§ **Data records**
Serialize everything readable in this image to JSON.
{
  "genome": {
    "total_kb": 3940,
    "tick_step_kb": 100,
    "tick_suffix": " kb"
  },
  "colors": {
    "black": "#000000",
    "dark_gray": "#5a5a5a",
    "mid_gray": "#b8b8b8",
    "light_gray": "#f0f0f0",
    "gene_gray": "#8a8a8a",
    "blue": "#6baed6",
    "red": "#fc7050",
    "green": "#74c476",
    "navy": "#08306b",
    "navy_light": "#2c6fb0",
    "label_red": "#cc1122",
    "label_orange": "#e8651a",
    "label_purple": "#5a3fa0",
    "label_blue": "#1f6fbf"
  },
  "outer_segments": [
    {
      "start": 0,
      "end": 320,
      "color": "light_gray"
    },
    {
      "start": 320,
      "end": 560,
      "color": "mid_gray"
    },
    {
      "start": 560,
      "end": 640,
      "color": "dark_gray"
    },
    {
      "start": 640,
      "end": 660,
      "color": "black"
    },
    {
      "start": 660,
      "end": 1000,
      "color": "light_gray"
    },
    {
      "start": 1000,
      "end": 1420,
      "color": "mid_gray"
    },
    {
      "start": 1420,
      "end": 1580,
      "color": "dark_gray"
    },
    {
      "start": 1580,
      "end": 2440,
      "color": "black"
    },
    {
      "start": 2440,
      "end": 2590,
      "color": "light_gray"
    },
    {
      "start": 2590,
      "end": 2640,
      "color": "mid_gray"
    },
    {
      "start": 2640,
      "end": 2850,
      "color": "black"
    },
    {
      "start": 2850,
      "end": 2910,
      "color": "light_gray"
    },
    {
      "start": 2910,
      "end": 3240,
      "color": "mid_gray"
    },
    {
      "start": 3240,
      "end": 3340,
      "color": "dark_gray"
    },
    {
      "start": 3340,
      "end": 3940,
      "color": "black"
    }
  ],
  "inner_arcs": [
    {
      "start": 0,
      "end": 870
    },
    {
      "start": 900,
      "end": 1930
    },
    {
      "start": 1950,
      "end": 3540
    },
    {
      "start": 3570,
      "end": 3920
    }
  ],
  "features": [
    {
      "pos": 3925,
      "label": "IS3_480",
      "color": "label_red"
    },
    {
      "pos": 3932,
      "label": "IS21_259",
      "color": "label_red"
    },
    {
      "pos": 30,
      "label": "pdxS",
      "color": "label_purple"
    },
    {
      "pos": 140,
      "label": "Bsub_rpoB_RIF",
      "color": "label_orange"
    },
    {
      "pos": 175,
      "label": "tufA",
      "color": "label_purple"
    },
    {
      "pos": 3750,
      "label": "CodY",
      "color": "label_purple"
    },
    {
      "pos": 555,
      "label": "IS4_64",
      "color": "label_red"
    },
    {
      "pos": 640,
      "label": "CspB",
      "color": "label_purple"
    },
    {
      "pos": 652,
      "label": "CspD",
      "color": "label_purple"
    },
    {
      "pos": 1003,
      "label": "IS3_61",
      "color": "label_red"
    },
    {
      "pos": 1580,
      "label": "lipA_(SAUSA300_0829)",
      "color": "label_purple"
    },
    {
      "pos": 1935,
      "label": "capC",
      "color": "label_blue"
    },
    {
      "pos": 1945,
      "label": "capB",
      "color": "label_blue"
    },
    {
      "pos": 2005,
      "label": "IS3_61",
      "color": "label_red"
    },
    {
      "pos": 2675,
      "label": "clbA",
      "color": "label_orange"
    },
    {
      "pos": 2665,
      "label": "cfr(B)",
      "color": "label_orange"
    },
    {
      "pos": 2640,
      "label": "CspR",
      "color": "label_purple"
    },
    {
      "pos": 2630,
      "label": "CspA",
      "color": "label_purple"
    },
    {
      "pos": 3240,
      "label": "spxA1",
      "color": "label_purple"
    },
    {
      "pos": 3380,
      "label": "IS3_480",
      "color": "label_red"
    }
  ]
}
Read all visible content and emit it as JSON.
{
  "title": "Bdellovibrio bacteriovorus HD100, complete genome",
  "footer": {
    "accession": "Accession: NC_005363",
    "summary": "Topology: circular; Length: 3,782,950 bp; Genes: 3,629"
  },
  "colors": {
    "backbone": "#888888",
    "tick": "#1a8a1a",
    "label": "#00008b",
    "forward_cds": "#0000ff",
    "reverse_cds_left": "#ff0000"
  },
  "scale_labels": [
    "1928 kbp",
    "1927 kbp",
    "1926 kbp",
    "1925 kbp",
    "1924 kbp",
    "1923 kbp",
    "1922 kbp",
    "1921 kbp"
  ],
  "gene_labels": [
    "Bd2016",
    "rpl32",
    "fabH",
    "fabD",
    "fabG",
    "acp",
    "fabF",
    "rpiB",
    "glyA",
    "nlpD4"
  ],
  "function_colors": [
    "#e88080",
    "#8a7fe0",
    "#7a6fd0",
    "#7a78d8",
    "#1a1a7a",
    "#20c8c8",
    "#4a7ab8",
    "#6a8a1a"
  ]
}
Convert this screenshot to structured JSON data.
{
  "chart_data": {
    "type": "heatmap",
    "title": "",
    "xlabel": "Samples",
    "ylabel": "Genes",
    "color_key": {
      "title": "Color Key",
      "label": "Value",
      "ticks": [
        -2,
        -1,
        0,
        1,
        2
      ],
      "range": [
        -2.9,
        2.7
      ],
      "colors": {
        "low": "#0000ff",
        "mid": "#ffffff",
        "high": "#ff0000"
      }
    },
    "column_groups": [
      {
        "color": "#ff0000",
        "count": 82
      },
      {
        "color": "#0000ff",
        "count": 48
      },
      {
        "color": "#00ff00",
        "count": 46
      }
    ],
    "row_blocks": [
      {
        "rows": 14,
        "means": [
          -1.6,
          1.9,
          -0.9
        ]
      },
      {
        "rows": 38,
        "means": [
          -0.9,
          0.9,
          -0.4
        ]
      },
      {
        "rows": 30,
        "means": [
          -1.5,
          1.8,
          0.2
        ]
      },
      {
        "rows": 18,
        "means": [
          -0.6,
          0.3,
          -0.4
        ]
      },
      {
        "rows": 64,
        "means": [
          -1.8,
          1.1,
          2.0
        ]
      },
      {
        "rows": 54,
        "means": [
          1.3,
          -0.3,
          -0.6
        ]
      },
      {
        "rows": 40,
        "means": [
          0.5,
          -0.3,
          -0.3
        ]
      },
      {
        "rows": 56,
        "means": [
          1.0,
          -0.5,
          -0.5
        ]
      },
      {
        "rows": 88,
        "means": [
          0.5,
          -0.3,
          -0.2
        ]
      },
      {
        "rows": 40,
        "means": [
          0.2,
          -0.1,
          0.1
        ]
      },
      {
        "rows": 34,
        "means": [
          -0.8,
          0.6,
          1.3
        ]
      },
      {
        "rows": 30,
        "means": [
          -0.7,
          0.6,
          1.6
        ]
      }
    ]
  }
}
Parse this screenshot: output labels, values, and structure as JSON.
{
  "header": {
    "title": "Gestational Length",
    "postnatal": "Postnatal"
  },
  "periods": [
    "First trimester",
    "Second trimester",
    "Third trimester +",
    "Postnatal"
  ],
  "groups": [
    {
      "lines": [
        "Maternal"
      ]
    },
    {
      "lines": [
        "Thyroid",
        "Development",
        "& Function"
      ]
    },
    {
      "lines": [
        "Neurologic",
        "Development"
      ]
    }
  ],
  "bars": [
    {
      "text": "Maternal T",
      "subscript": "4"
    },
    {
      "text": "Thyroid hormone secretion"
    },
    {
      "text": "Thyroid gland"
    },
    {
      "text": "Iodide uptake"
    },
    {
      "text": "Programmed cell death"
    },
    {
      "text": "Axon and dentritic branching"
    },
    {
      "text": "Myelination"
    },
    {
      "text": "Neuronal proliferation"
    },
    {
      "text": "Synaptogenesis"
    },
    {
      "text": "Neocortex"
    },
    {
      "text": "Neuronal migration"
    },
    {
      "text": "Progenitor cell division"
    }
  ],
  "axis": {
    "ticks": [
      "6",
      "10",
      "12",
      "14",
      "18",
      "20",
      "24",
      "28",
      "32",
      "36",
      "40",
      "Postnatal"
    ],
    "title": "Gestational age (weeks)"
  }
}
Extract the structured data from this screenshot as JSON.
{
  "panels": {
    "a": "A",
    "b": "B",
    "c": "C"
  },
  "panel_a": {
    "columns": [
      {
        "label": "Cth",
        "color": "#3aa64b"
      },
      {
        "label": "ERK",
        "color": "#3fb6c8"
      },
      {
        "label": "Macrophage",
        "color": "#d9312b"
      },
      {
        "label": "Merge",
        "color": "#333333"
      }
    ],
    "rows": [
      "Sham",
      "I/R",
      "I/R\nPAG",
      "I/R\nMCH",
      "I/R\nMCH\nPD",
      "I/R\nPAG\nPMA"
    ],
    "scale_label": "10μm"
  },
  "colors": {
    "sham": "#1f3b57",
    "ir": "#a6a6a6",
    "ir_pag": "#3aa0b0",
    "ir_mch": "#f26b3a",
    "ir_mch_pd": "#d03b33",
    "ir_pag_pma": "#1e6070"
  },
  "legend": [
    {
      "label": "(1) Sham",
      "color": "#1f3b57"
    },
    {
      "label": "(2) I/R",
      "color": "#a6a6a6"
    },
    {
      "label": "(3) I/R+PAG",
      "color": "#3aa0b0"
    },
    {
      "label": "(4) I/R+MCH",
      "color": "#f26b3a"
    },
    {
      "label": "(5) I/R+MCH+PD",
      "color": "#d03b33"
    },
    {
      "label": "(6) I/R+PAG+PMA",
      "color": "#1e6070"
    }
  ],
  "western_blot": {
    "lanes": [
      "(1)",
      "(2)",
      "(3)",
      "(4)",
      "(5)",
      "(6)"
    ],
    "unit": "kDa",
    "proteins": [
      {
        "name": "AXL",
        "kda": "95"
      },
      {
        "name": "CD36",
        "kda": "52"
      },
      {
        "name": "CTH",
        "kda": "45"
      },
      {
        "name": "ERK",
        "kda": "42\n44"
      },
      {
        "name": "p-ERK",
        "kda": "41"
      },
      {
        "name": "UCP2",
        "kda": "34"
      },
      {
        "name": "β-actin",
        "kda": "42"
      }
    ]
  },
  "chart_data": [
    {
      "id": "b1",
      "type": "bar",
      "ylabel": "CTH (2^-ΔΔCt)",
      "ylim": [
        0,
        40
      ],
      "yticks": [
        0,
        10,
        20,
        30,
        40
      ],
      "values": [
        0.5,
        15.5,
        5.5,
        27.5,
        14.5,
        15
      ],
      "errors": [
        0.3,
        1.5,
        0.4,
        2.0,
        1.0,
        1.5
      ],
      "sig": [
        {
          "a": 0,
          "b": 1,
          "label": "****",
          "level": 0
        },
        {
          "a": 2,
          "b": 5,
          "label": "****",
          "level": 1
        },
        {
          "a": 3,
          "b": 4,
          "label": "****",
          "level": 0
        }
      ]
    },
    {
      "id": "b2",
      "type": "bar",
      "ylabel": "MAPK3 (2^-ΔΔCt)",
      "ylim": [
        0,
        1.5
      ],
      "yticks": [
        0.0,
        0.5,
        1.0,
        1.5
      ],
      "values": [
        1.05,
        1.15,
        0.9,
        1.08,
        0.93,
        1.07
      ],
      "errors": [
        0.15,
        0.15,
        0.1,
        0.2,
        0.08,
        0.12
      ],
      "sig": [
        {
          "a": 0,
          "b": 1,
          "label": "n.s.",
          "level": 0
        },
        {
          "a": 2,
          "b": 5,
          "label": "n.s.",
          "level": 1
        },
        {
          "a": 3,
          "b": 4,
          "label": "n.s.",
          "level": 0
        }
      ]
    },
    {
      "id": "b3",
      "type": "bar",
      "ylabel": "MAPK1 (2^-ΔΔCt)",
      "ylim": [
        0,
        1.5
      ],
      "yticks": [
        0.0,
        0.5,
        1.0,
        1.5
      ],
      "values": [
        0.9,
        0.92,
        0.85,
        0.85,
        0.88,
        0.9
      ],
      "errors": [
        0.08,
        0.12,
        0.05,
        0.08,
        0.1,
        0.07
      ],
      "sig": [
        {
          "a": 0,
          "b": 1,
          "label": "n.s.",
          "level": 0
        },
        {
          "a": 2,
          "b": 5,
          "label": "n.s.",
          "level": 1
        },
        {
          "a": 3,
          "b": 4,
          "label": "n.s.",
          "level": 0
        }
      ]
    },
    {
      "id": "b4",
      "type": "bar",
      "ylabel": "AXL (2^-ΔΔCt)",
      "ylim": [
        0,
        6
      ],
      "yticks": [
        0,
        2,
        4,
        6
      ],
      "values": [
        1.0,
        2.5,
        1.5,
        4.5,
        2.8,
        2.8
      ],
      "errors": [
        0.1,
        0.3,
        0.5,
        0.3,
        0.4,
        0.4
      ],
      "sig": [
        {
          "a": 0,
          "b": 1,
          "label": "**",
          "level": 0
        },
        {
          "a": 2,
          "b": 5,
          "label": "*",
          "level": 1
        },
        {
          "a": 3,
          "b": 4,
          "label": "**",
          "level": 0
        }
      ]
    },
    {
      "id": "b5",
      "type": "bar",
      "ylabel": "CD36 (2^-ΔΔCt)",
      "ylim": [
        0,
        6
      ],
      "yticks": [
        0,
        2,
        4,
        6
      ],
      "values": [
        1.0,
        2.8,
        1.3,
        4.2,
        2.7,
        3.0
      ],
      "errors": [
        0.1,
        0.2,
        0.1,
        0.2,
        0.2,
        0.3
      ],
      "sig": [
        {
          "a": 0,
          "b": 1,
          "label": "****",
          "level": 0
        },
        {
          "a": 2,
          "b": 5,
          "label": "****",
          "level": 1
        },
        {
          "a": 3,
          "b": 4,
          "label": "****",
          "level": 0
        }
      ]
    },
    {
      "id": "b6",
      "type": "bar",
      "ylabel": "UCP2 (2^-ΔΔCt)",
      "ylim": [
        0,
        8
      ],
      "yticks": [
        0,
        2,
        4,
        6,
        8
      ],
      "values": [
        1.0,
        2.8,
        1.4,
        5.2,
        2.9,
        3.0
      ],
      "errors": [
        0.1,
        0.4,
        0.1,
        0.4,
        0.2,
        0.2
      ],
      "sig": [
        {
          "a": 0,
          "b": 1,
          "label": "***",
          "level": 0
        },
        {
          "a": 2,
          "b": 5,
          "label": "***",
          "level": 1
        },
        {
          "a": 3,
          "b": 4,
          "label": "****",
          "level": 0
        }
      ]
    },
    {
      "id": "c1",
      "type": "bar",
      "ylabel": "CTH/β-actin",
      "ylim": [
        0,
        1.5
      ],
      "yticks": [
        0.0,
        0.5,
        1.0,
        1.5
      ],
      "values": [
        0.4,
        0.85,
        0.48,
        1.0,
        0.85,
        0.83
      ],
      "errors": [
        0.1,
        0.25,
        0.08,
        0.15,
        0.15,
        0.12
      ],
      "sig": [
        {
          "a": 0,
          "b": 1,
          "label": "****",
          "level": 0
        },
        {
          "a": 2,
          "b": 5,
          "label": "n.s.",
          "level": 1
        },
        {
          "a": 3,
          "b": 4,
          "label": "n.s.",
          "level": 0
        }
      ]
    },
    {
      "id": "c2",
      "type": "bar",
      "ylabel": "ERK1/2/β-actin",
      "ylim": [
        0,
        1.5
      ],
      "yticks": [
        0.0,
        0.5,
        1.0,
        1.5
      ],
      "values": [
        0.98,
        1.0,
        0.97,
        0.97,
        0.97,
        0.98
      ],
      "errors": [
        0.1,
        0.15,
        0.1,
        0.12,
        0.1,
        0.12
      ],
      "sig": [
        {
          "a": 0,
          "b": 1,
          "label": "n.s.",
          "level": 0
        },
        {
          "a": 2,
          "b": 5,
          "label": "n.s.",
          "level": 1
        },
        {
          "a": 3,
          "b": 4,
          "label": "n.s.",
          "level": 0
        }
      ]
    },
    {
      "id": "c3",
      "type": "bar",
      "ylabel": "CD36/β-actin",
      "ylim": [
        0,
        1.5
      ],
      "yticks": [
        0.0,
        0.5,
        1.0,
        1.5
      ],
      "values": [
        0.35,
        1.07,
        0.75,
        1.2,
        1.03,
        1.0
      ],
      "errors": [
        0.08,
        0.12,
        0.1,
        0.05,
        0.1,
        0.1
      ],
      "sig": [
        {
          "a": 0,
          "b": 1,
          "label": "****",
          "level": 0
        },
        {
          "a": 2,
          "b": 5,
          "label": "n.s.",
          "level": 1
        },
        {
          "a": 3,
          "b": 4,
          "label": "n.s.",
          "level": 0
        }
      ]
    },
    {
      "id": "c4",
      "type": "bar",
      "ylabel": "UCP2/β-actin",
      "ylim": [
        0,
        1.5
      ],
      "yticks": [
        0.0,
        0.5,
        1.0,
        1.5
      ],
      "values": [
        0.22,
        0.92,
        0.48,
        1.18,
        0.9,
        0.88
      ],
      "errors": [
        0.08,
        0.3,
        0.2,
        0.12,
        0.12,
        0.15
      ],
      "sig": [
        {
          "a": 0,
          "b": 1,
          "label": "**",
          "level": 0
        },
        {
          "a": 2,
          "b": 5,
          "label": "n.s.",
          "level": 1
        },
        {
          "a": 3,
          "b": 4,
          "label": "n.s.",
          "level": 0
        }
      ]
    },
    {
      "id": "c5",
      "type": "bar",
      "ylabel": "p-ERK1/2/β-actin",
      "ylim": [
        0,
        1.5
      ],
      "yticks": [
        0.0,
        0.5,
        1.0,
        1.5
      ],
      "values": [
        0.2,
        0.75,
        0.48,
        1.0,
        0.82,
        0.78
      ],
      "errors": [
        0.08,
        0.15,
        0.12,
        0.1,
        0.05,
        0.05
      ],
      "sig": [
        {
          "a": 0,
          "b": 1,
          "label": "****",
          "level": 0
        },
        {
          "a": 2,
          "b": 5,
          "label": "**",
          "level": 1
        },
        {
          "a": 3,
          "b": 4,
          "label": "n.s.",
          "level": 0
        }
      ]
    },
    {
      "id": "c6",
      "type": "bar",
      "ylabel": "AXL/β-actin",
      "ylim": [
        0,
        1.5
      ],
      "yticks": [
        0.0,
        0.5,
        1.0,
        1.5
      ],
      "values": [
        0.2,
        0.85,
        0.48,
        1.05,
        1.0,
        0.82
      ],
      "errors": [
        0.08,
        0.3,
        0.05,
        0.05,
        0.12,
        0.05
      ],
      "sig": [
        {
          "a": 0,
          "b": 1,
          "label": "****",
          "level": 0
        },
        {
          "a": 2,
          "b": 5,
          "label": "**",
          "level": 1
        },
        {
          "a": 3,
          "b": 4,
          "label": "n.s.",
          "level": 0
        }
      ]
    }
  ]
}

§ **Task to carry out**
Look through the data above for the word "trimester". Report each line where it occurs.

§ **Result of the task**
    "First trimester",
    "Second trimester",
    "Third trimester +",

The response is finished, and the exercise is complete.